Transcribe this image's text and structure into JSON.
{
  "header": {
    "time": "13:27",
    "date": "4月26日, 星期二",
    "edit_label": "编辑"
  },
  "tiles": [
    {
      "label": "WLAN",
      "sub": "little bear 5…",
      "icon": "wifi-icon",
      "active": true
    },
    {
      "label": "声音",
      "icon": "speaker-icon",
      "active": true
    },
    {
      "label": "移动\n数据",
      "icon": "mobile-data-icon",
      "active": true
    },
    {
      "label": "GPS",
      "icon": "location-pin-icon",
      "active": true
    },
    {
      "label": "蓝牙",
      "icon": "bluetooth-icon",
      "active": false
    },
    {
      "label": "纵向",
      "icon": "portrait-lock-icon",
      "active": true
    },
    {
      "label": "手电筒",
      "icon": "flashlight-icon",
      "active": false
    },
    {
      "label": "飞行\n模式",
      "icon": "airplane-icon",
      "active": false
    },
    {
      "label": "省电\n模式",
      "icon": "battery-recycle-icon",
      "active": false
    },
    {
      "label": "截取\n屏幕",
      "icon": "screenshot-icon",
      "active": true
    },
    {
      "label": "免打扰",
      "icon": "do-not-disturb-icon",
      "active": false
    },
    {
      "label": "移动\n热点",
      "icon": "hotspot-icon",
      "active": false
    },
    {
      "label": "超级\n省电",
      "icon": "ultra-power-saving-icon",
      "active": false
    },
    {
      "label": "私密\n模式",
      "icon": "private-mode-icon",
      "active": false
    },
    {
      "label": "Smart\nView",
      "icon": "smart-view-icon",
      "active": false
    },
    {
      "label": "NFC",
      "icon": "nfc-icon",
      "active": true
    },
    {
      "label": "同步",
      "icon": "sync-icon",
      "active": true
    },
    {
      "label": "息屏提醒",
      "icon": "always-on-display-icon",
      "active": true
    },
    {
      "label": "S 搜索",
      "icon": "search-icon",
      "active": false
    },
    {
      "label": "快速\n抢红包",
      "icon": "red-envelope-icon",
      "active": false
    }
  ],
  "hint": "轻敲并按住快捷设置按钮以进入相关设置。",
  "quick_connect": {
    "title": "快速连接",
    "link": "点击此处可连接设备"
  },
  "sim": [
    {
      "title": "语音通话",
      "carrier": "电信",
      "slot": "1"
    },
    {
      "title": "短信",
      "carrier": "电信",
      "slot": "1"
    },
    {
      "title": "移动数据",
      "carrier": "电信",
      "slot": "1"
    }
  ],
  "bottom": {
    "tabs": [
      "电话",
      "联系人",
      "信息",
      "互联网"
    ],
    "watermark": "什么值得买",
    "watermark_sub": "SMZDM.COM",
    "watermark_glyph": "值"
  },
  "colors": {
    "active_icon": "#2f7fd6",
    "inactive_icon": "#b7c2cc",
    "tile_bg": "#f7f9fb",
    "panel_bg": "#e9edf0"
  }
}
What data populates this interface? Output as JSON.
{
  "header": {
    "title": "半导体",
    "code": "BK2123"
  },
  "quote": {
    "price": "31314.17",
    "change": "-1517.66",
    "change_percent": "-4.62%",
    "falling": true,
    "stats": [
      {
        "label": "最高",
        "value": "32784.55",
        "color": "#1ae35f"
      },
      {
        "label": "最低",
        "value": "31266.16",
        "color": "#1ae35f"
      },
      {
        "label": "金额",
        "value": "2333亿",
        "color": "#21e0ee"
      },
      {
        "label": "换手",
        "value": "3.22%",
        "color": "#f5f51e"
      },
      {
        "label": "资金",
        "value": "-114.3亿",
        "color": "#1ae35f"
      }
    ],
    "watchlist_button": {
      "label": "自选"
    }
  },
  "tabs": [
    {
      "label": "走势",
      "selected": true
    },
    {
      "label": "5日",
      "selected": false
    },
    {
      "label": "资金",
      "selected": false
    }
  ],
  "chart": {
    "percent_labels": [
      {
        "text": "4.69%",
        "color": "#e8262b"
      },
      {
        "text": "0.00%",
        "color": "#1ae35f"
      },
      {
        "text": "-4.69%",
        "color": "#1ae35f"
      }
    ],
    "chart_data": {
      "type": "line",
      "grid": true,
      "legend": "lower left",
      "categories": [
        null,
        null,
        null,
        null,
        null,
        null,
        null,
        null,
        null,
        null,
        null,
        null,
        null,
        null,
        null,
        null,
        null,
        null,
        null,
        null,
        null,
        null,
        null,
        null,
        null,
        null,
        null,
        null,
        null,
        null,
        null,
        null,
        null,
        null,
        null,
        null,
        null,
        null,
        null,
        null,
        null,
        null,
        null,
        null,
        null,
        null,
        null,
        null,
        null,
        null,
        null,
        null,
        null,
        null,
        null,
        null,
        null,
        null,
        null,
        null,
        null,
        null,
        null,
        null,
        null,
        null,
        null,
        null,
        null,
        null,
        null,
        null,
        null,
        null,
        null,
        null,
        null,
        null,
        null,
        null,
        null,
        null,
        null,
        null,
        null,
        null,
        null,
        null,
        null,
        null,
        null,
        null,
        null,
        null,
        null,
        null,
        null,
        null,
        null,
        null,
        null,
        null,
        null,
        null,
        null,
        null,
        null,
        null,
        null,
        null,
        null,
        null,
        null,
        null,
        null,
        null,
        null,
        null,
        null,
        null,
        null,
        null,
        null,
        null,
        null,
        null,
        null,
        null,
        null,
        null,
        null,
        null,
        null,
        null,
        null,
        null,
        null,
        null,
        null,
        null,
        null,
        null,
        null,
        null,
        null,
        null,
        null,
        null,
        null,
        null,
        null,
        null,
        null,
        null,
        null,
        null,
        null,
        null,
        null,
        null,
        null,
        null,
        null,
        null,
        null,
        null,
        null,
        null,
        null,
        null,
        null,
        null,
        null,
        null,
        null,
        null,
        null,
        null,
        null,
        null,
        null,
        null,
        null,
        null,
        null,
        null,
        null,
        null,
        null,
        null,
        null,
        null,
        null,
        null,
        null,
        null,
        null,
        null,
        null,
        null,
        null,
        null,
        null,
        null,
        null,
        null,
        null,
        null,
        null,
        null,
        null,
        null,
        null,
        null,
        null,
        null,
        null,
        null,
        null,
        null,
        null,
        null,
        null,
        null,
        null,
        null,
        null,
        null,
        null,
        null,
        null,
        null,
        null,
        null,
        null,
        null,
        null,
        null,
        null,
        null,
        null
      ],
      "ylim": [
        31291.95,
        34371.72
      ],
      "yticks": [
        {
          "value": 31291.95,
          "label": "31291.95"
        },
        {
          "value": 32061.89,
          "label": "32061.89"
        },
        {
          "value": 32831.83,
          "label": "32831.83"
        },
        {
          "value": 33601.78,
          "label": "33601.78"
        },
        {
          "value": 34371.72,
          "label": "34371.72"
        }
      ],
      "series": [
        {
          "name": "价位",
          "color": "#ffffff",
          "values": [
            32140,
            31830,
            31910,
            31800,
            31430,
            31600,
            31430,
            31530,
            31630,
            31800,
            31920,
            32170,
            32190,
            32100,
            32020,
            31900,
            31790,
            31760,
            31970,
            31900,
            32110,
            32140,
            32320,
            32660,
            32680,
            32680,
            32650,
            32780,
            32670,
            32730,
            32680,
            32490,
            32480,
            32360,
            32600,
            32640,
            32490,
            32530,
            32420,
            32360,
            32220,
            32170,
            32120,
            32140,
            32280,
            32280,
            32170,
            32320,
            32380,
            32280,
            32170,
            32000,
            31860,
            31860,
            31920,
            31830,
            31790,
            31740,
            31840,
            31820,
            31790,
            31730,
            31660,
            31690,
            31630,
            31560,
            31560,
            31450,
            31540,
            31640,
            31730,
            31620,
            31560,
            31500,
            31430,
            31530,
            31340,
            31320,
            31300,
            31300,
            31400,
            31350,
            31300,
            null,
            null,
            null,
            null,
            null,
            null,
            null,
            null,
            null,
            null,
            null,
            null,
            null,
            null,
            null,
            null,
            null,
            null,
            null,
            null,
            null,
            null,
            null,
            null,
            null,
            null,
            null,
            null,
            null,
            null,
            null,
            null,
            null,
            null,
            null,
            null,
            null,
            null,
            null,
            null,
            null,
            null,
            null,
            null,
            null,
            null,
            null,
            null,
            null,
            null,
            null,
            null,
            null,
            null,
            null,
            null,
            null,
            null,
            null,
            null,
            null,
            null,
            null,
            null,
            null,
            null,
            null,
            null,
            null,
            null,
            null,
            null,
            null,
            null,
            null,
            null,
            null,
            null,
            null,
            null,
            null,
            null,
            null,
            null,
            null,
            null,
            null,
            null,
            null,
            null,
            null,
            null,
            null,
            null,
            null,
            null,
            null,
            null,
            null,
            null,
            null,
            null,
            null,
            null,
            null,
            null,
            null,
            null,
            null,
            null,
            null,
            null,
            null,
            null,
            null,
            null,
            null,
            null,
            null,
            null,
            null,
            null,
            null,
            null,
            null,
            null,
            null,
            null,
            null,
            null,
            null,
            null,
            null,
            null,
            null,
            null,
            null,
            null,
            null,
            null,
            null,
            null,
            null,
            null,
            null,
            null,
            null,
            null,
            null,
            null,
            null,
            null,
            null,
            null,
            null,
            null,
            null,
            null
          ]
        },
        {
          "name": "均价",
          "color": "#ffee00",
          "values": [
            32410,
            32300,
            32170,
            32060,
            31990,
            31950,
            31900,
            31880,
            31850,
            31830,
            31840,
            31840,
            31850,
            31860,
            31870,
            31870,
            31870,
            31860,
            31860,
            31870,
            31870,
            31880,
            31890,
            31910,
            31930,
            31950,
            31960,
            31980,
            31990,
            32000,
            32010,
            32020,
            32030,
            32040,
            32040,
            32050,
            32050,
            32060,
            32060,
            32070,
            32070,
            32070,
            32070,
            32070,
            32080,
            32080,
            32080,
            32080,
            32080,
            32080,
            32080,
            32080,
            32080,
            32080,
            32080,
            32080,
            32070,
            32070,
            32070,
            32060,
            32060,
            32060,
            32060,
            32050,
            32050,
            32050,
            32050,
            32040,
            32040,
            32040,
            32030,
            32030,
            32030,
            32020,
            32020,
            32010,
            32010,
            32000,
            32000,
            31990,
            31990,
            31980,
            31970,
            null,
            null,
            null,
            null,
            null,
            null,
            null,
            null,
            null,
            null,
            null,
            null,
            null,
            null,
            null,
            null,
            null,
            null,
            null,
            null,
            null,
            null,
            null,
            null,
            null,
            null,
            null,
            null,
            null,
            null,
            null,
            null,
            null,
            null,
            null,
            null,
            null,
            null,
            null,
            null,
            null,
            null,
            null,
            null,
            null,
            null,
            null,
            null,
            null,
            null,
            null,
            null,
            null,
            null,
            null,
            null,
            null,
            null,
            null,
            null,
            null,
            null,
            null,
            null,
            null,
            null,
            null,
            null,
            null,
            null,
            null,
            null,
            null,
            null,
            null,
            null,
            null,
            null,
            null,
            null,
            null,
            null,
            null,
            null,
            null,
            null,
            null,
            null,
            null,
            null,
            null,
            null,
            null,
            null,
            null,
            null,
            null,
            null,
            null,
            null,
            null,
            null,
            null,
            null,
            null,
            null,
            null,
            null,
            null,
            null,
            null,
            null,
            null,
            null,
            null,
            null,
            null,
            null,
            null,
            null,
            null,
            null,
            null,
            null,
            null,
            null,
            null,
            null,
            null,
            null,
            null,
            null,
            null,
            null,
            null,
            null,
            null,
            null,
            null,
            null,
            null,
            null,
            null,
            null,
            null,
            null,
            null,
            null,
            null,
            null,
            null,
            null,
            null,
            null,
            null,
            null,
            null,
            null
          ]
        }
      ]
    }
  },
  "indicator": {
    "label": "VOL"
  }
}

**WHAT IS ASKED:** Read through the data and copy every line where "JSON" shows up.

**TASK SOLUTION:**
Transcribe this image's text and structure into JSON.
What data populates this interface? Output as JSON.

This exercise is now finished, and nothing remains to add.